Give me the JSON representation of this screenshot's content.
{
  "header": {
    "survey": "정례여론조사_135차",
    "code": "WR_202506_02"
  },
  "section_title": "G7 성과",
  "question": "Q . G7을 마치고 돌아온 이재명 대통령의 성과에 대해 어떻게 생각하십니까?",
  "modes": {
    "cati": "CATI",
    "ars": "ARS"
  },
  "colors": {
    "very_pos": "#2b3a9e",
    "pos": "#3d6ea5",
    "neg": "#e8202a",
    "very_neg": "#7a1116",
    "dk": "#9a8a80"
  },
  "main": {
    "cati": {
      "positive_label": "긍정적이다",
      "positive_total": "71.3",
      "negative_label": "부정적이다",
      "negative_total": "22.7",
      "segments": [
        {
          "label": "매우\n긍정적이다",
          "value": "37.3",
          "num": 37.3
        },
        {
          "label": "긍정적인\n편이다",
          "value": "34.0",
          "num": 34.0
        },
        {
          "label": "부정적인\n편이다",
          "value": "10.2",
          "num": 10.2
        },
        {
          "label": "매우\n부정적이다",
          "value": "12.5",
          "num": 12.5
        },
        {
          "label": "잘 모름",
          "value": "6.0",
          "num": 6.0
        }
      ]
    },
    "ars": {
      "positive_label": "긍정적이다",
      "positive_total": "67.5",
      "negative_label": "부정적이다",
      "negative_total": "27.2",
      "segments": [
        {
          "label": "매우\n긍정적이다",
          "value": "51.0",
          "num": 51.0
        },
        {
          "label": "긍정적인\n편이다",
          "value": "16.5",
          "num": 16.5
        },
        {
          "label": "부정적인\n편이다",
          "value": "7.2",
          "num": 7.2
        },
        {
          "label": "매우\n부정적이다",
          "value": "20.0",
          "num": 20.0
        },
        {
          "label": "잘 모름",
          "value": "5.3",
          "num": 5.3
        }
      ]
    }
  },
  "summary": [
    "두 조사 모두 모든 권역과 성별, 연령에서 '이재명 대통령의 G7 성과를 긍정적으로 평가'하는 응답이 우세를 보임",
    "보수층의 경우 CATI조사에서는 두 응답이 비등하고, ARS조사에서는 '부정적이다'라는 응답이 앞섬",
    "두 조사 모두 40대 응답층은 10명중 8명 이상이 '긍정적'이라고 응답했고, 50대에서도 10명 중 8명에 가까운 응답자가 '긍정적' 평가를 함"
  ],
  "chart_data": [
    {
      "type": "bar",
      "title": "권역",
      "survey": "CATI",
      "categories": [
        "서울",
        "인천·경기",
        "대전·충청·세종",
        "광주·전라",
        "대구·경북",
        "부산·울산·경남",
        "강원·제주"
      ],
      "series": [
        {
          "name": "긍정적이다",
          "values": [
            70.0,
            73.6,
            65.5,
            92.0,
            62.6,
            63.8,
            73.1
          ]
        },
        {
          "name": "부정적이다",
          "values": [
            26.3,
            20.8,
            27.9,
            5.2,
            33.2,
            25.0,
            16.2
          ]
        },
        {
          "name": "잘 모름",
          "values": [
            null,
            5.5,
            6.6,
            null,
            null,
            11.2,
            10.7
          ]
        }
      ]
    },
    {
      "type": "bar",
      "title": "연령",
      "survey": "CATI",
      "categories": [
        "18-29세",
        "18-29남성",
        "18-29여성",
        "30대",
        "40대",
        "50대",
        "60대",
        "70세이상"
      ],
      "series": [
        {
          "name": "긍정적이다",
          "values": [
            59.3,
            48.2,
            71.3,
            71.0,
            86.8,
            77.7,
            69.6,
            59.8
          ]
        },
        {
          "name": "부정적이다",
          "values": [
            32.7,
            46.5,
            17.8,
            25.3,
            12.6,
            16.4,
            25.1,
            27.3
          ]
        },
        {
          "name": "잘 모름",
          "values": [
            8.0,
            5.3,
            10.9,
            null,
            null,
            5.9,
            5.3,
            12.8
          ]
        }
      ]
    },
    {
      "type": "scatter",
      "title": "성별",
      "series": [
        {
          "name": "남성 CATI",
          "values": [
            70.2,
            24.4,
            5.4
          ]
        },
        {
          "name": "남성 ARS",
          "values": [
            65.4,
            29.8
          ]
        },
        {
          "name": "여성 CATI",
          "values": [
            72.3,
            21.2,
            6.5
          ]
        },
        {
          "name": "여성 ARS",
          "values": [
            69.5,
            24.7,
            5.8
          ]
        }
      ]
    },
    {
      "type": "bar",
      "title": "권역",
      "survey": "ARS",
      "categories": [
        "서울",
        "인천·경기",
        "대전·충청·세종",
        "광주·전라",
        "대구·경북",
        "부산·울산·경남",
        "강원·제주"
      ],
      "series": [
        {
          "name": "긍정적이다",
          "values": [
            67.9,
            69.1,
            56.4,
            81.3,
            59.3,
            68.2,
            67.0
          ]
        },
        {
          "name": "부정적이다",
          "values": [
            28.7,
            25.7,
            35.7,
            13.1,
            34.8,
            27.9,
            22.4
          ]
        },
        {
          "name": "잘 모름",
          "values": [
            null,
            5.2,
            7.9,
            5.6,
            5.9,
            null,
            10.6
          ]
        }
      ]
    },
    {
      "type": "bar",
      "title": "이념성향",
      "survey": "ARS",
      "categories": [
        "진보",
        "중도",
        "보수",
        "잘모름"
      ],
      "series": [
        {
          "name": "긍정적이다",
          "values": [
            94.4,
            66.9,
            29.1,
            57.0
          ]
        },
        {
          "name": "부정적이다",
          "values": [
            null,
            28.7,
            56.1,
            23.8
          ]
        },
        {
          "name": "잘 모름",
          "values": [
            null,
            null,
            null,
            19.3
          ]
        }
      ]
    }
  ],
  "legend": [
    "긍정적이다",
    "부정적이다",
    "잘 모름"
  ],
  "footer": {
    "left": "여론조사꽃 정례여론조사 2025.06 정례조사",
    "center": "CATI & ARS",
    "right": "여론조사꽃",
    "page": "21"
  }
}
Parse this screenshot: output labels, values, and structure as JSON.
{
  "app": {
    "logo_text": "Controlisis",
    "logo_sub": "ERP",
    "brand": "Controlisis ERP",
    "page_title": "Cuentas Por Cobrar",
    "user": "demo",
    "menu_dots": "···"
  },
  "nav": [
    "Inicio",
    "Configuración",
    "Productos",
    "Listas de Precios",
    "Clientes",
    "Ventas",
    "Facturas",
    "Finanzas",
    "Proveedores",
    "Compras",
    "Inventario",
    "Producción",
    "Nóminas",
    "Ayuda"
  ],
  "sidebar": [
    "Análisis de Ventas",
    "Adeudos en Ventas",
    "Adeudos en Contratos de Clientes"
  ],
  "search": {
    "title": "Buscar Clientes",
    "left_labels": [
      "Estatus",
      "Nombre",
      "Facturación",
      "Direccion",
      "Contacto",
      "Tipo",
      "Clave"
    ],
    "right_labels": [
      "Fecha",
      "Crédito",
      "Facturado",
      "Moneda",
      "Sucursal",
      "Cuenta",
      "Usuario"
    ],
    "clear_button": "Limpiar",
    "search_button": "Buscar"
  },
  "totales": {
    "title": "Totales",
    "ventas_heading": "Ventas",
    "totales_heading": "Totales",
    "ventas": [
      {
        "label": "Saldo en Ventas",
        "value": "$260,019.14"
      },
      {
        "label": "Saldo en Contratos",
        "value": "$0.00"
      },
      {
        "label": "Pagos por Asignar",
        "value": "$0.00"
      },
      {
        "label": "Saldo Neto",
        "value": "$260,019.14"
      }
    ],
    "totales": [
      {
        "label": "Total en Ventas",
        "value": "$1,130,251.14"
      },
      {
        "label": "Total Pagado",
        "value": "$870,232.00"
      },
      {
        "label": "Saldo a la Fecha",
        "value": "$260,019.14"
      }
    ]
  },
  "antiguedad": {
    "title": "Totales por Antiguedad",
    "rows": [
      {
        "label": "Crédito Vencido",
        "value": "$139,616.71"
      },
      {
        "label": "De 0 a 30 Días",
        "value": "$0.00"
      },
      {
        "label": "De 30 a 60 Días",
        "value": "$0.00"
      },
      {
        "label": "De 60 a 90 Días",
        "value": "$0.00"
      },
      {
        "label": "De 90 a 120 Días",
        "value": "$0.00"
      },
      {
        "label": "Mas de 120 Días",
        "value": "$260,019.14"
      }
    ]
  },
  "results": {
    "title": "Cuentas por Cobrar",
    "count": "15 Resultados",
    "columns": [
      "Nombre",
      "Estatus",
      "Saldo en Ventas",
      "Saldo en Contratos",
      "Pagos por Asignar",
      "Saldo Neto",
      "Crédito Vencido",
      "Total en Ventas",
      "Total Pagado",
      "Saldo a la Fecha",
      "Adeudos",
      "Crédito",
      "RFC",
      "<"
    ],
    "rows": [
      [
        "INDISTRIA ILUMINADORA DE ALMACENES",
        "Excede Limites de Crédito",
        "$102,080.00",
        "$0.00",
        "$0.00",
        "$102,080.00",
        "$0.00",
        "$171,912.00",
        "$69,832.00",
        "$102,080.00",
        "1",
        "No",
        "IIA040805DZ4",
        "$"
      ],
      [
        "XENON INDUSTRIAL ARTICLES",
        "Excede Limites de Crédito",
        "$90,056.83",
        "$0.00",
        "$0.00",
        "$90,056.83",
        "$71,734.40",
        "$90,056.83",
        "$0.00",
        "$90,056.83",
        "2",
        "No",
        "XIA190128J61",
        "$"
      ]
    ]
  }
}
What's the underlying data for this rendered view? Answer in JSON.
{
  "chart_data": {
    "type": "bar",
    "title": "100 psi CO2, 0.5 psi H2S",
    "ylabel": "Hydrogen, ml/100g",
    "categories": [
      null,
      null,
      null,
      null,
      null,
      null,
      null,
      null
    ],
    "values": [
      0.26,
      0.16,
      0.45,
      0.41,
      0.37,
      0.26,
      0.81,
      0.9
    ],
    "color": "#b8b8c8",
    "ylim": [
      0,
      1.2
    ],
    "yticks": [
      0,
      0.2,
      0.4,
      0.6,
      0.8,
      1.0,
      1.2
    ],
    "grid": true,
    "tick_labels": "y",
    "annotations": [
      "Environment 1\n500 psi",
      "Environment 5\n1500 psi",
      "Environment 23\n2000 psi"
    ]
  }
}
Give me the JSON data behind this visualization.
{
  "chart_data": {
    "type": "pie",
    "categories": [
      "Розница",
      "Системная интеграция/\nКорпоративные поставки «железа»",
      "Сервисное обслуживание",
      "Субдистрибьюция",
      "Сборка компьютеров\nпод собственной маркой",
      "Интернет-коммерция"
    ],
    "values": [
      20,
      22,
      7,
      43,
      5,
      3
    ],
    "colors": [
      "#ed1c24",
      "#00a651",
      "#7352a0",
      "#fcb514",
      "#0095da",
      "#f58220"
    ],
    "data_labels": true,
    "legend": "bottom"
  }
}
□ □ □ □
§ **Your objective**
Only the lines from the one that contains "Give me the JSON data" to the end of the entries above should be given again, exactly and in full.

§ **The solution**
Give me the JSON data behind this visualization.
{
  "chart_data": {
    "type": "pie",
    "categories": [
      "Розница",
      "Системная интеграция/\nКорпоративные поставки «железа»",
      "Сервисное обслуживание",
      "Субдистрибьюция",
      "Сборка компьютеров\nпод собственной маркой",
      "Интернет-коммерция"
    ],
    "values": [
      20,
      22,
      7,
      43,
      5,
      3
    ],
    "colors": [
      "#ed1c24",
      "#00a651",
      "#7352a0",
      "#fcb514",
      "#0095da",
      "#f58220"
    ],
    "data_labels": true,
    "legend": "bottom"
  }
}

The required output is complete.